* [What to produce]: In the copy, keep every record exact and leave out all images.

* [Data for this task]:
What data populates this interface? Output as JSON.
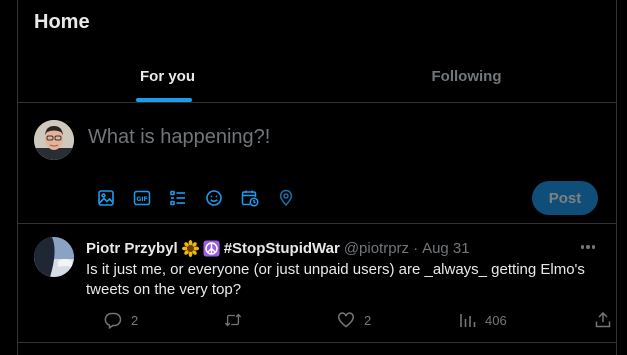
{
  "header": {
    "title": "Home"
  },
  "tabs": [
    {
      "label": "For you",
      "active": true
    },
    {
      "label": "Following",
      "active": false
    }
  ],
  "composer": {
    "placeholder": "What is happening?!",
    "tools": [
      "media-icon",
      "gif-icon",
      "poll-icon",
      "emoji-icon",
      "schedule-icon",
      "location-icon"
    ],
    "post_label": "Post"
  },
  "tweet": {
    "display_name": "Piotr Przybyl",
    "hashtag": "#StopStupidWar",
    "handle": "@piotrprz",
    "separator": "·",
    "date": "Aug 31",
    "text": "Is it just me, or everyone (or just unpaid users) are _always_ getting Elmo's tweets on the very top?",
    "actions": {
      "replies": "2",
      "reposts": "",
      "likes": "2",
      "views": "406"
    }
  },
  "colors": {
    "accent": "#1d9bf0",
    "text": "#e7e9ea",
    "muted": "#71767b",
    "border": "#2f3336",
    "post_button_disabled": "#0f4e78"
  }
}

* [Solution to this task]:
What data populates this interface? Output as JSON.
{
  "header": {
    "title": "Home"
  },
  "tabs": [
    {
      "label": "For you",
      "active": true
    },
    {
      "label": "Following",
      "active": false
    }
  ],
  "composer": {
    "placeholder": "What is happening?!",
    "tools": [
      "media-icon",
      "gif-icon",
      "poll-icon",
      "emoji-icon",
      "schedule-icon",
      "location-icon"
    ],
    "post_label": "Post"
  },
  "tweet": {
    "display_name": "Piotr Przybyl",
    "hashtag": "#StopStupidWar",
    "handle": "@piotrprz",
    "separator": "·",
    "date": "Aug 31",
    "text": "Is it just me, or everyone (or just unpaid users) are _always_ getting Elmo's tweets on the very top?",
    "actions": {
      "replies": "2",
      "reposts": "",
      "likes": "2",
      "views": "406"
    }
  },
  "colors": {
    "accent": "#1d9bf0",
    "text": "#e7e9ea",
    "muted": "#71767b",
    "border": "#2f3336",
    "post_button_disabled": "#0f4e78"
  }
}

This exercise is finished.